>>>>

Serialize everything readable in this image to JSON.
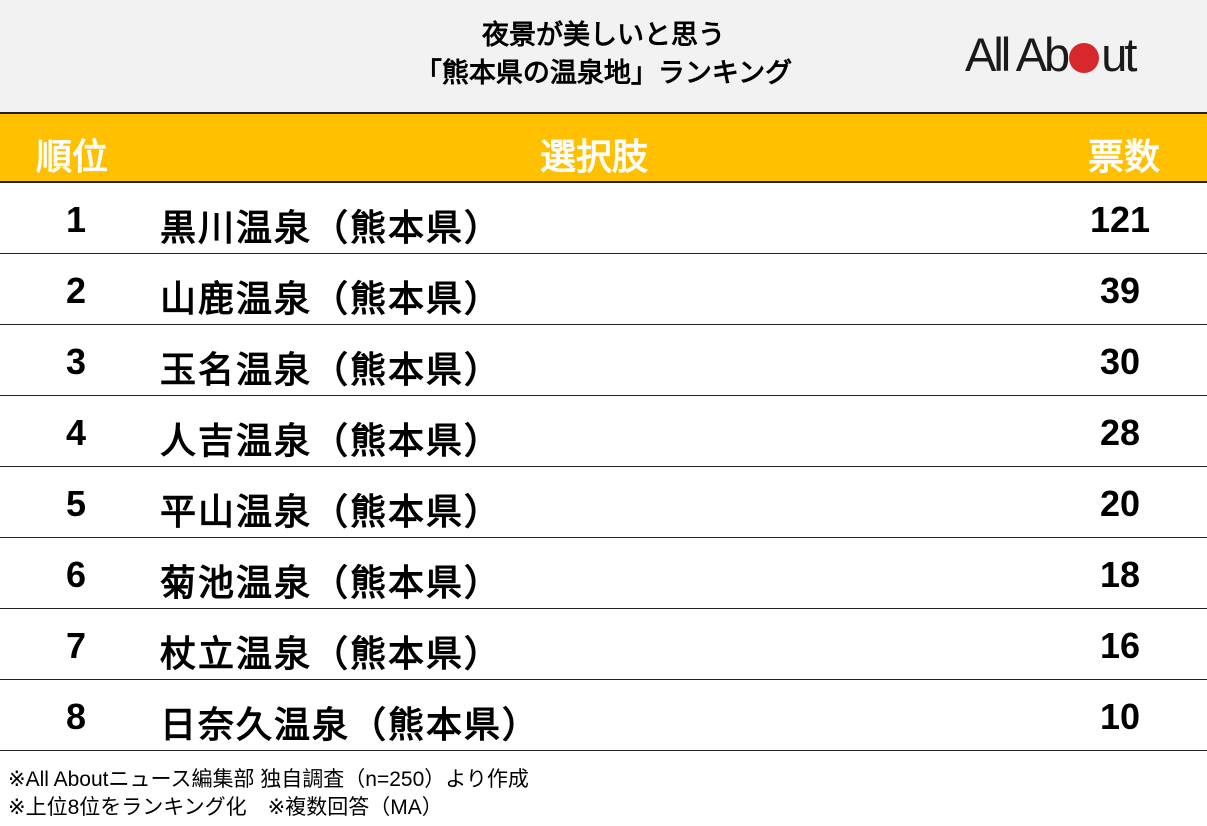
{
  "title_line1": "夜景が美しいと思う",
  "title_line2": "「熊本県の温泉地」ランキング",
  "logo": {
    "text_left": "All Ab",
    "text_right": "ut",
    "dot_color": "#d7282c"
  },
  "colors": {
    "header": "#ffc000",
    "title_bg": "#f2f2f2"
  },
  "chart_data": {
    "type": "table",
    "columns": [
      "順位",
      "選択肢",
      "票数"
    ],
    "rows": [
      {
        "rank": "1",
        "name": "黒川温泉（熊本県）",
        "votes": "121"
      },
      {
        "rank": "2",
        "name": "山鹿温泉（熊本県）",
        "votes": "39"
      },
      {
        "rank": "3",
        "name": "玉名温泉（熊本県）",
        "votes": "30"
      },
      {
        "rank": "4",
        "name": "人吉温泉（熊本県）",
        "votes": "28"
      },
      {
        "rank": "5",
        "name": "平山温泉（熊本県）",
        "votes": "20"
      },
      {
        "rank": "6",
        "name": "菊池温泉（熊本県）",
        "votes": "18"
      },
      {
        "rank": "7",
        "name": "杖立温泉（熊本県）",
        "votes": "16"
      },
      {
        "rank": "8",
        "name": "日奈久温泉（熊本県）",
        "votes": "10"
      }
    ]
  },
  "footnotes": [
    "※All Aboutニュース編集部 独自調査（n=250）より作成",
    "※上位8位をランキング化　※複数回答（MA）"
  ]
}
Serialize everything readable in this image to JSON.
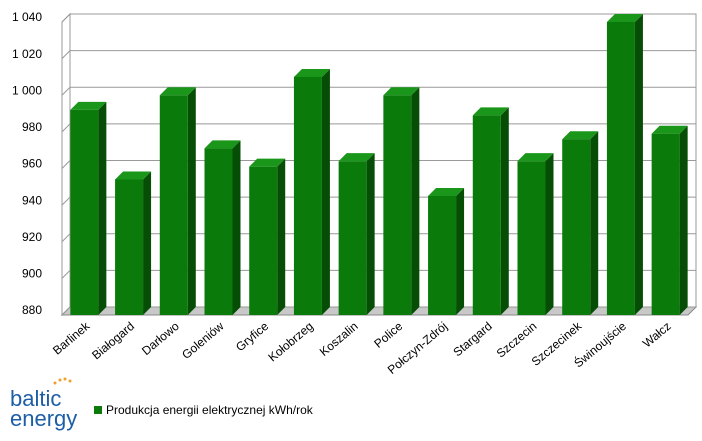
{
  "chart_data": {
    "type": "bar3d",
    "categories": [
      "Barlinek",
      "Białogard",
      "Darłowo",
      "Goleniów",
      "Gryfice",
      "Kołobrzeg",
      "Koszalin",
      "Police",
      "Połczyn-Zdrój",
      "Stargard",
      "Szczecin",
      "Szczecinek",
      "Świnoujście",
      "Wałcz"
    ],
    "series": [
      {
        "name": "Produkcja energii elektrycznej kWh/rok",
        "color": "#0a7a0a",
        "values": [
          992,
          954,
          1000,
          971,
          961,
          1010,
          964,
          1000,
          945,
          989,
          964,
          976,
          1040,
          979
        ]
      }
    ],
    "ylim": [
      880,
      1040
    ],
    "yticks": [
      880,
      900,
      920,
      940,
      960,
      980,
      {
        "value": 1000,
        "label": "1 000"
      },
      {
        "value": 1020,
        "label": "1 020"
      },
      {
        "value": 1040,
        "label": "1 040"
      }
    ],
    "grid": true,
    "legend": "bottom",
    "logo": {
      "line1": "baltic",
      "line2": "energy"
    }
  }
}
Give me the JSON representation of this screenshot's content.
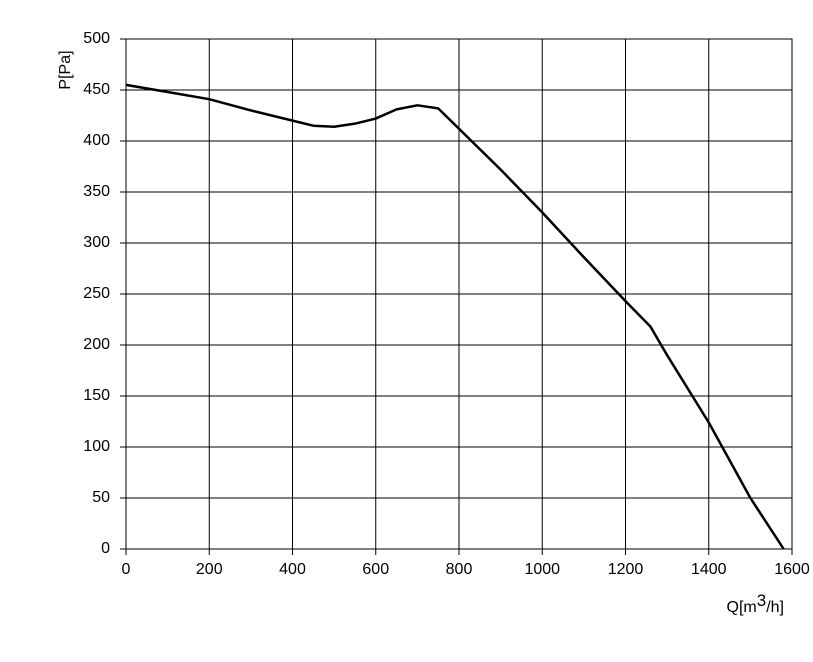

<<<<

▶ **WHAT YOU WILL DO**
Omit every picture, then reproduce the rest of the listing exactly.

▶ **RESULT FOR THIS EXERCISE**
Serialize everything readable in this image to JSON.
{
  "title_line1": "夜景が美しいと思う",
  "title_line2": "「熊本県の温泉地」ランキング",
  "logo": {
    "text_left": "All Ab",
    "text_right": "ut",
    "dot_color": "#d7282c"
  },
  "colors": {
    "header": "#ffc000",
    "title_bg": "#f2f2f2"
  },
  "chart_data": {
    "type": "table",
    "columns": [
      "順位",
      "選択肢",
      "票数"
    ],
    "rows": [
      {
        "rank": "1",
        "name": "黒川温泉（熊本県）",
        "votes": "121"
      },
      {
        "rank": "2",
        "name": "山鹿温泉（熊本県）",
        "votes": "39"
      },
      {
        "rank": "3",
        "name": "玉名温泉（熊本県）",
        "votes": "30"
      },
      {
        "rank": "4",
        "name": "人吉温泉（熊本県）",
        "votes": "28"
      },
      {
        "rank": "5",
        "name": "平山温泉（熊本県）",
        "votes": "20"
      },
      {
        "rank": "6",
        "name": "菊池温泉（熊本県）",
        "votes": "18"
      },
      {
        "rank": "7",
        "name": "杖立温泉（熊本県）",
        "votes": "16"
      },
      {
        "rank": "8",
        "name": "日奈久温泉（熊本県）",
        "votes": "10"
      }
    ]
  },
  "footnotes": [
    "※All Aboutニュース編集部 独自調査（n=250）より作成",
    "※上位8位をランキング化　※複数回答（MA）"
  ]
}
Serialize everything readable in this image to JSON.
{
  "chart_data": {
    "type": "bar3d",
    "categories": [
      "Barlinek",
      "Białogard",
      "Darłowo",
      "Goleniów",
      "Gryfice",
      "Kołobrzeg",
      "Koszalin",
      "Police",
      "Połczyn-Zdrój",
      "Stargard",
      "Szczecin",
      "Szczecinek",
      "Świnoujście",
      "Wałcz"
    ],
    "series": [
      {
        "name": "Produkcja energii elektrycznej kWh/rok",
        "color": "#0a7a0a",
        "values": [
          992,
          954,
          1000,
          971,
          961,
          1010,
          964,
          1000,
          945,
          989,
          964,
          976,
          1040,
          979
        ]
      }
    ],
    "ylim": [
      880,
      1040
    ],
    "yticks": [
      880,
      900,
      920,
      940,
      960,
      980,
      {
        "value": 1000,
        "label": "1 000"
      },
      {
        "value": 1020,
        "label": "1 020"
      },
      {
        "value": 1040,
        "label": "1 040"
      }
    ],
    "grid": true,
    "legend": "bottom",
    "logo": {
      "line1": "baltic",
      "line2": "energy"
    }
  }
}
Give me the JSON representation of this screenshot's content.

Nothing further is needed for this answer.